WRITTEN EXERCISE:
Output, please, every line from the line that holds "OCR this image." to the end, exactly as written.

RECORDS FOR THIS TASK:
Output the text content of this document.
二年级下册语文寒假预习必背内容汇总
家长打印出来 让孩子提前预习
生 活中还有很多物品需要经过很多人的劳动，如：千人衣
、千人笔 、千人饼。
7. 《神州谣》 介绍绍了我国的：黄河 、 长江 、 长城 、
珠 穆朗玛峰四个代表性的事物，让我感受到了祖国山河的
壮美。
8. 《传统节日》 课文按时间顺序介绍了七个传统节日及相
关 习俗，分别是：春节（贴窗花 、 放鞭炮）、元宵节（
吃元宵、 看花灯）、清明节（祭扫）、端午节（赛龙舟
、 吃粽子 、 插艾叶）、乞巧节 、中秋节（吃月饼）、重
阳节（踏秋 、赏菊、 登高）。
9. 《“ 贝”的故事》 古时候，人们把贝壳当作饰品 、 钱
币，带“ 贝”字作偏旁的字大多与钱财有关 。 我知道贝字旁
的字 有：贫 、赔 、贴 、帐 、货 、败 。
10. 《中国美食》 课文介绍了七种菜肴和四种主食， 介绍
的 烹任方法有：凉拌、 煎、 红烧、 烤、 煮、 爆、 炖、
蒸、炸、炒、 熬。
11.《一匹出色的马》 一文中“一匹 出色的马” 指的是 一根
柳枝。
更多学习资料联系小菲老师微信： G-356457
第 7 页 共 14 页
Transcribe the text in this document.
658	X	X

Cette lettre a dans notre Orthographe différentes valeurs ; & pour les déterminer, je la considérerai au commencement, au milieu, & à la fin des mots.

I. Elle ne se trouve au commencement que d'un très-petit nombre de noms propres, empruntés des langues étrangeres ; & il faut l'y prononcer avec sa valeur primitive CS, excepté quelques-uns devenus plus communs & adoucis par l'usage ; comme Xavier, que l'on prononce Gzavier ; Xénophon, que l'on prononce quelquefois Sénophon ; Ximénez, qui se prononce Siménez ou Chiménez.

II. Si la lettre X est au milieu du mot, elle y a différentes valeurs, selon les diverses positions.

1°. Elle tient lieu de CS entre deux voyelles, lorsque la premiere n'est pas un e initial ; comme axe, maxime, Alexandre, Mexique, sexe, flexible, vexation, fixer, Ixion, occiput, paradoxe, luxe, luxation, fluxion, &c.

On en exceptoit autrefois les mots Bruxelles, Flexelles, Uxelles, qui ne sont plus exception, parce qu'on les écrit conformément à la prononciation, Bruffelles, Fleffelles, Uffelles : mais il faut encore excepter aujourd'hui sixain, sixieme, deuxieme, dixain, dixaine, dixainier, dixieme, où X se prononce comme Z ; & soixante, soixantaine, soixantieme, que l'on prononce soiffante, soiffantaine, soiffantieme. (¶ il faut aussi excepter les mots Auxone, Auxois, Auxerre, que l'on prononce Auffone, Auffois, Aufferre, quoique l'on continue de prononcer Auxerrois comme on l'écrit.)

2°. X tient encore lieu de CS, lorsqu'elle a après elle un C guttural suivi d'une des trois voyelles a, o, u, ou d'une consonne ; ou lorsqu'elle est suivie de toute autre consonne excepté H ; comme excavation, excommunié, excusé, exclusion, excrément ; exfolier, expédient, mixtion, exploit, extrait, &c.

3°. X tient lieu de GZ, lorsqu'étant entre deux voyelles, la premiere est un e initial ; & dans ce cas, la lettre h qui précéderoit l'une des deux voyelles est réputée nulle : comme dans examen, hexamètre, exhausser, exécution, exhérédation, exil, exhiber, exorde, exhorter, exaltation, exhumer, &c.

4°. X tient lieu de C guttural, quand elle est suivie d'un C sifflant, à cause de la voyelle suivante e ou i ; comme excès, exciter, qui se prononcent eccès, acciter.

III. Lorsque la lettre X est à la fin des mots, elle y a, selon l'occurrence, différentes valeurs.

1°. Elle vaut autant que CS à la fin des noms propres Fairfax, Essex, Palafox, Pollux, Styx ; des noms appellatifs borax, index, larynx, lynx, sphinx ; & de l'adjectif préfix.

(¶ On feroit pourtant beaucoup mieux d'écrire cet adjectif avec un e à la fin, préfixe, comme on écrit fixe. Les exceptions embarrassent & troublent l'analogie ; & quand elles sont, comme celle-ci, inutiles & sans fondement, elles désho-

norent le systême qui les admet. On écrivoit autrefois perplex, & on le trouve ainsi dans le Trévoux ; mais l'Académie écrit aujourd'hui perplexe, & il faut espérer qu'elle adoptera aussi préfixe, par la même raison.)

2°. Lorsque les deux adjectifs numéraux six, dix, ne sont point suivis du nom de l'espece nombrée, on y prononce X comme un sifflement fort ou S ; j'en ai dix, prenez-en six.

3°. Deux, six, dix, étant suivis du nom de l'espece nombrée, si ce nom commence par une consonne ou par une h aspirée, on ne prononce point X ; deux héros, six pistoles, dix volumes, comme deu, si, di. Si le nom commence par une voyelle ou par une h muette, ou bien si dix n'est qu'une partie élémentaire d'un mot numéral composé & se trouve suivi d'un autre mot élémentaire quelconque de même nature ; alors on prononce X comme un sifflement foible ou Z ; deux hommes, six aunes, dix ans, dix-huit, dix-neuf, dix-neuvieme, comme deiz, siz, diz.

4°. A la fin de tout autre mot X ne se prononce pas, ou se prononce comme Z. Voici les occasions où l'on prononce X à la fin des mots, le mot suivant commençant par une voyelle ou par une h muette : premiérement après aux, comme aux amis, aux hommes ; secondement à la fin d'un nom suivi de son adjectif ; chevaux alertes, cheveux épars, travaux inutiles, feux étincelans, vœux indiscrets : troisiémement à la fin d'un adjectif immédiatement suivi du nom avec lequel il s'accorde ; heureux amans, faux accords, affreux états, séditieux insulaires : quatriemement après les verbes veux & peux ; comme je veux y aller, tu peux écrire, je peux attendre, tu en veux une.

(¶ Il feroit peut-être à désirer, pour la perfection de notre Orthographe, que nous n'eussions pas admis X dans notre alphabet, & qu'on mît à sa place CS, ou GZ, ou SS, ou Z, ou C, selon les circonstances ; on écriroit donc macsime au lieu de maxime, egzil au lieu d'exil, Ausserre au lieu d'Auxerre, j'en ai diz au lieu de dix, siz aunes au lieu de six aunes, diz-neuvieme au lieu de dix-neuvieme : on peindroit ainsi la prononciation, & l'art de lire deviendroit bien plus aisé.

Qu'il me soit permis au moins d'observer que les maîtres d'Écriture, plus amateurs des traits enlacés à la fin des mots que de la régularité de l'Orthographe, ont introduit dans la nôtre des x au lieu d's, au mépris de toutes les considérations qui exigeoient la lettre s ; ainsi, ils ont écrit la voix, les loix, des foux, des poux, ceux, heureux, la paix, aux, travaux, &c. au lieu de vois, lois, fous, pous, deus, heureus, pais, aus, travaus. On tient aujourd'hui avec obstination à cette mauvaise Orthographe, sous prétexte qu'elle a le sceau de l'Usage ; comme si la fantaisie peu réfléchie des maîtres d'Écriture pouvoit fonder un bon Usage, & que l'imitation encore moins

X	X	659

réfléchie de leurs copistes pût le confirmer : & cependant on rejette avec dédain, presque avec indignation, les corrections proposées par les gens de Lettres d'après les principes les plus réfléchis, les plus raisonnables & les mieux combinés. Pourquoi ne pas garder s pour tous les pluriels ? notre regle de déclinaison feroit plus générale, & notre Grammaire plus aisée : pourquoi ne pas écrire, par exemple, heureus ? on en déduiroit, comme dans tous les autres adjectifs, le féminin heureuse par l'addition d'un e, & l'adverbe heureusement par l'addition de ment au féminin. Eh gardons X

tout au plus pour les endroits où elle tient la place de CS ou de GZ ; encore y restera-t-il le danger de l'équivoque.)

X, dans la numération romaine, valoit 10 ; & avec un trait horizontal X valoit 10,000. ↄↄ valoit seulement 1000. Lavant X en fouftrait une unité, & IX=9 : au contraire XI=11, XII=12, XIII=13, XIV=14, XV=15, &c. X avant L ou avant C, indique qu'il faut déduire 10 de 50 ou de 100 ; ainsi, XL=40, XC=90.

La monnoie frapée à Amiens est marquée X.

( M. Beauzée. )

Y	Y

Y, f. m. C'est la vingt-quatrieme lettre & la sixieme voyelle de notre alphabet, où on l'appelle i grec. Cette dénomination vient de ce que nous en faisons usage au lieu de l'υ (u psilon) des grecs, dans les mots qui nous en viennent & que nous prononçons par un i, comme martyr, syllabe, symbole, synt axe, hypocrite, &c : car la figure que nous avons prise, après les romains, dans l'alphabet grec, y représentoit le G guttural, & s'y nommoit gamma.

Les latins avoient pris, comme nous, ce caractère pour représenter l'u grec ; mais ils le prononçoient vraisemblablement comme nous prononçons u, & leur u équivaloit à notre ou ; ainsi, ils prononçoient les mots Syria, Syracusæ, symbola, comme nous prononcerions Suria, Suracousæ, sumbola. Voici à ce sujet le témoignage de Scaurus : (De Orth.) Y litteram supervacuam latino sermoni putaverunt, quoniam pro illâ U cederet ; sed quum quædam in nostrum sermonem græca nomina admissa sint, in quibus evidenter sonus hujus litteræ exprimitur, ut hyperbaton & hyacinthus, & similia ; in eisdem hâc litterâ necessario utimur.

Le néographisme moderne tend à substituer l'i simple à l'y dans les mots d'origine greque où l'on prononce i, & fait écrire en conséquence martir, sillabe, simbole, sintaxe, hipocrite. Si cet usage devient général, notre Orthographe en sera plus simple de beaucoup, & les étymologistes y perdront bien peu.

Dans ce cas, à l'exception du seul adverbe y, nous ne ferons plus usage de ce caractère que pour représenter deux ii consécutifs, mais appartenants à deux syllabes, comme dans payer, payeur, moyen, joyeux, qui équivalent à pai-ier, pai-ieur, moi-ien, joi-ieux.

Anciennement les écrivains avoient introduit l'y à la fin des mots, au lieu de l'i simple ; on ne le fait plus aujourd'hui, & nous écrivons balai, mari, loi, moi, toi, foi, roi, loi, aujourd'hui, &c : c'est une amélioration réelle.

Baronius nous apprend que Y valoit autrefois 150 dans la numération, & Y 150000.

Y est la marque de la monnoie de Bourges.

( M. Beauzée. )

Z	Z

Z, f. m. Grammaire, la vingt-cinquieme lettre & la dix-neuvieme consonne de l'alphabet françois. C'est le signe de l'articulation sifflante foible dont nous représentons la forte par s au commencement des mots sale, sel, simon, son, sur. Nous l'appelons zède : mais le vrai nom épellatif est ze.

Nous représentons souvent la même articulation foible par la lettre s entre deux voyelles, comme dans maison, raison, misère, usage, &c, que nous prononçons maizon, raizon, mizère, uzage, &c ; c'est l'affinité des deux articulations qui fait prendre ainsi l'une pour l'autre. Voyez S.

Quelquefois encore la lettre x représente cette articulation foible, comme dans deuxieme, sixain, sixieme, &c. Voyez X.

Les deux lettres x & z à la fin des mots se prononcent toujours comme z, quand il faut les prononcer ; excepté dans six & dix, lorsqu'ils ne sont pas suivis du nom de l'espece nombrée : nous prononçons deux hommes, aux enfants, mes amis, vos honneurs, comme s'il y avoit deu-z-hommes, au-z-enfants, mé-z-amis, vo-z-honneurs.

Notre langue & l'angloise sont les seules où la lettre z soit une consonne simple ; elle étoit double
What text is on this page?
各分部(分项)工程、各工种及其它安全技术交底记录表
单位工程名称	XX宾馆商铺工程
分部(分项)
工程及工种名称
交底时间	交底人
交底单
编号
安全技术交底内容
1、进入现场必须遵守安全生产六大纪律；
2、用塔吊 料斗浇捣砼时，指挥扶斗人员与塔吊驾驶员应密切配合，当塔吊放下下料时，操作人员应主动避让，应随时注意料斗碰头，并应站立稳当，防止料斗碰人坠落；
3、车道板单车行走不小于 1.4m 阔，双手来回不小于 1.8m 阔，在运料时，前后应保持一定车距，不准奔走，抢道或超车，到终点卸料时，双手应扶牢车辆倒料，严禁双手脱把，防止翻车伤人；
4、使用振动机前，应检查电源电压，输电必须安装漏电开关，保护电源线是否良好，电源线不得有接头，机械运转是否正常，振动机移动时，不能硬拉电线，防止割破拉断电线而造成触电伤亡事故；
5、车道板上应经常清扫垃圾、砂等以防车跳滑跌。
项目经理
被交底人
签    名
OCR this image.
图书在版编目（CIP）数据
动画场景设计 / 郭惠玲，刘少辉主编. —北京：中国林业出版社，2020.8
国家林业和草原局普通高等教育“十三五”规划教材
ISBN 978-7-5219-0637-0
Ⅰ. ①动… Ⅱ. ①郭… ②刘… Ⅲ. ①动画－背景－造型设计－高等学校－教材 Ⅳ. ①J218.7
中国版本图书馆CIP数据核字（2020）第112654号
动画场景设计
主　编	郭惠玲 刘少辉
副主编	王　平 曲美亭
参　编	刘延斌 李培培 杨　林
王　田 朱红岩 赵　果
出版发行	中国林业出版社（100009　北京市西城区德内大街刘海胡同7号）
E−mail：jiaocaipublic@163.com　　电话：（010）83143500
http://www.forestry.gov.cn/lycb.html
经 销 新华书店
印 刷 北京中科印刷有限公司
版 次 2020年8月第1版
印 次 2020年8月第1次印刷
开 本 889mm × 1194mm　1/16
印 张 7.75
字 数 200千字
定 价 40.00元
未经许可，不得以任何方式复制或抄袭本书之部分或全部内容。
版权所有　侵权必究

THE REPLY:
OCR this image.
图书在版编目（CIP）数据
动画场景设计 / 郭惠玲，刘少辉主编. —北京：中国林业出版社，2020.8
国家林业和草原局普通高等教育“十三五”规划教材
ISBN 978-7-5219-0637-0
Ⅰ. ①动… Ⅱ. ①郭… ②刘… Ⅲ. ①动画－背景－造型设计－高等学校－教材 Ⅳ. ①J218.7
中国版本图书馆CIP数据核字（2020）第112654号
动画场景设计
主　编	郭惠玲 刘少辉
副主编	王　平 曲美亭
参　编	刘延斌 李培培 杨　林
王　田 朱红岩 赵　果
出版发行	中国林业出版社（100009　北京市西城区德内大街刘海胡同7号）
E−mail：jiaocaipublic@163.com　　电话：（010）83143500
http://www.forestry.gov.cn/lycb.html
经 销 新华书店
印 刷 北京中科印刷有限公司
版 次 2020年8月第1版
印 次 2020年8月第1次印刷
开 本 889mm × 1194mm　1/16
印 张 7.75
字 数 200千字
定 价 40.00元
未经许可，不得以任何方式复制或抄袭本书之部分或全部内容。
版权所有　侵权必究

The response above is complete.